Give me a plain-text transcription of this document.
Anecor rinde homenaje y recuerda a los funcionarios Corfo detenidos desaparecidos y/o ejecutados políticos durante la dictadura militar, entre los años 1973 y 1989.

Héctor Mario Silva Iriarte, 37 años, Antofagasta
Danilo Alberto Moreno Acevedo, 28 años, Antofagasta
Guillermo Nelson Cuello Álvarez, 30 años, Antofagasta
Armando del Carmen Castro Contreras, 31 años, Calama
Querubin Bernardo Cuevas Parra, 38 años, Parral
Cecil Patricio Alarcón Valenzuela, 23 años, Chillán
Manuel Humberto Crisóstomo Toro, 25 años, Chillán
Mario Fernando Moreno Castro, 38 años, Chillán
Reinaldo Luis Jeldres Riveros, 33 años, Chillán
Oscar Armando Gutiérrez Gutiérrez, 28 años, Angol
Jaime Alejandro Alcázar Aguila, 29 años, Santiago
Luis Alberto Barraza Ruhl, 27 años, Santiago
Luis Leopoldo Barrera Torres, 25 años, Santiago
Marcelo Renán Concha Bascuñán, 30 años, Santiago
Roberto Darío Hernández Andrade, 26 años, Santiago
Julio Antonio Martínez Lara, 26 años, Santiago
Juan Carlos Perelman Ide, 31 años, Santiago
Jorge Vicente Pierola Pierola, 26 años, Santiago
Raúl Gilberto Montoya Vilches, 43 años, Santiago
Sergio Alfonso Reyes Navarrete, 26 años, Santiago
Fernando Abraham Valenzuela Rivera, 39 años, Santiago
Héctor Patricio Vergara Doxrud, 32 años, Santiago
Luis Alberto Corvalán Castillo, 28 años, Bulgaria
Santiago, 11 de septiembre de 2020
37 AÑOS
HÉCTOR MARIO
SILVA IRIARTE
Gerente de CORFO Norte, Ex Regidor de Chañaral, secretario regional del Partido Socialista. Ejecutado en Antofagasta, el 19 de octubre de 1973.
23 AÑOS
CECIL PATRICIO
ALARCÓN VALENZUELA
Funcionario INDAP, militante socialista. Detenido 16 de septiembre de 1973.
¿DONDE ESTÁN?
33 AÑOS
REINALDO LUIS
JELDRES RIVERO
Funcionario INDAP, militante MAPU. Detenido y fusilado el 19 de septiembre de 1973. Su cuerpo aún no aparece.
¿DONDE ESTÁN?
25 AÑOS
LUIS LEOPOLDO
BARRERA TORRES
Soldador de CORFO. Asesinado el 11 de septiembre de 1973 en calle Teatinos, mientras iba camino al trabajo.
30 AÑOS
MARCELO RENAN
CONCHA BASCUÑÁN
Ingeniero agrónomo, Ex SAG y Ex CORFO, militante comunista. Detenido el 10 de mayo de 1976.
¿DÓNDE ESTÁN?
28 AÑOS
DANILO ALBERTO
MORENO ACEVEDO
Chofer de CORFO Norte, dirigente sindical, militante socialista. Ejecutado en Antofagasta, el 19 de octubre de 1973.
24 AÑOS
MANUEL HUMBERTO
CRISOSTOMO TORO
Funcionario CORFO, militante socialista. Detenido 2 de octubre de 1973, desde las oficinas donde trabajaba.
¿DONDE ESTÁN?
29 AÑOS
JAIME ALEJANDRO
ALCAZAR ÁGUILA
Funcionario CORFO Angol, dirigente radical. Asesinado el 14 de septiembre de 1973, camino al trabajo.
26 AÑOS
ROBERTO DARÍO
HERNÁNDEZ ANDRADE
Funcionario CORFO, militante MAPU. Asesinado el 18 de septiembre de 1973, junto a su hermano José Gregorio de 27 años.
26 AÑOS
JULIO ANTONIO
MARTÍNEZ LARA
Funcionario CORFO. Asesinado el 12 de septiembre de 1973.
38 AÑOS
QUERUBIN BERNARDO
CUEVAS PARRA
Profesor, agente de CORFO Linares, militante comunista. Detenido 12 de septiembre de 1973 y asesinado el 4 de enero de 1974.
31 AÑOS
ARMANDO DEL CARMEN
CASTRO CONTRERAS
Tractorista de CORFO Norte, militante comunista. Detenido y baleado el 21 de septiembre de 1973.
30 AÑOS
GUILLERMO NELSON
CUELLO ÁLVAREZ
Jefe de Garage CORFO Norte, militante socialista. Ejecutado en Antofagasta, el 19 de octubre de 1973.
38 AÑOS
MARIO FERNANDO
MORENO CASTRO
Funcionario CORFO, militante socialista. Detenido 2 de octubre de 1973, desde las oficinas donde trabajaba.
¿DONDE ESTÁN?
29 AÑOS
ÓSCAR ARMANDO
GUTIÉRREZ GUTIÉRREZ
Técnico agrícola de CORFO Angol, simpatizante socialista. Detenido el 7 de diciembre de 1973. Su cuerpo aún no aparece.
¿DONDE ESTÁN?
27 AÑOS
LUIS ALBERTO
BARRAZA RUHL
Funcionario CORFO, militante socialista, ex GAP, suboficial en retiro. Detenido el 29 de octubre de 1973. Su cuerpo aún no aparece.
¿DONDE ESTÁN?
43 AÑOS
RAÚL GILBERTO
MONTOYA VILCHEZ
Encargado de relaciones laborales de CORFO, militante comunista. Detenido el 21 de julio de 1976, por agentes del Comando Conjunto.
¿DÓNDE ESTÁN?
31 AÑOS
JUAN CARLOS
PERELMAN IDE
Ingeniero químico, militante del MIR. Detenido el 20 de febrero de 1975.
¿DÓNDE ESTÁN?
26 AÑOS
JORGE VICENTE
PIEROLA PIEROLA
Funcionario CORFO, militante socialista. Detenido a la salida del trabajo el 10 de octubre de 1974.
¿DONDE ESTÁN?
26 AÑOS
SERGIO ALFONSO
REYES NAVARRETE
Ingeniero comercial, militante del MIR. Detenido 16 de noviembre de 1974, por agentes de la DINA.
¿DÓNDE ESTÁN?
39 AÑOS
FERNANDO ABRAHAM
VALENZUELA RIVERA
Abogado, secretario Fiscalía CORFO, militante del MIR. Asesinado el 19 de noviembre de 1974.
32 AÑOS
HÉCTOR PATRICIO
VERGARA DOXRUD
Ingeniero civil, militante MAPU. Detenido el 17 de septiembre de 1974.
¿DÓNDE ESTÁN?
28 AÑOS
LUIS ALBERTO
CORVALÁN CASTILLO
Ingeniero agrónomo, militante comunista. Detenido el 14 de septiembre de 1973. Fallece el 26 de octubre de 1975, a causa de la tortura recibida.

++++++

§ **PROBLEM DESCRIPTION**
Scan the lines for the string "Norte". Copy out each line that matches.

§ **TASK ANSWER**
Gerente de CORFO Norte, Ex Regidor de Chañaral, secretario regional del Partido Socialista. Ejecutado en Antofagasta, el 19 de octubre de 1973.
Chofer de CORFO Norte, dirigente sindical, militante socialista. Ejecutado en Antofagasta, el 19 de octubre de 1973.
Tractorista de CORFO Norte, militante comunista. Detenido y baleado el 21 de septiembre de 1973.
Jefe de Garage CORFO Norte, militante socialista. Ejecutado en Antofagasta, el 19 de octubre de 1973.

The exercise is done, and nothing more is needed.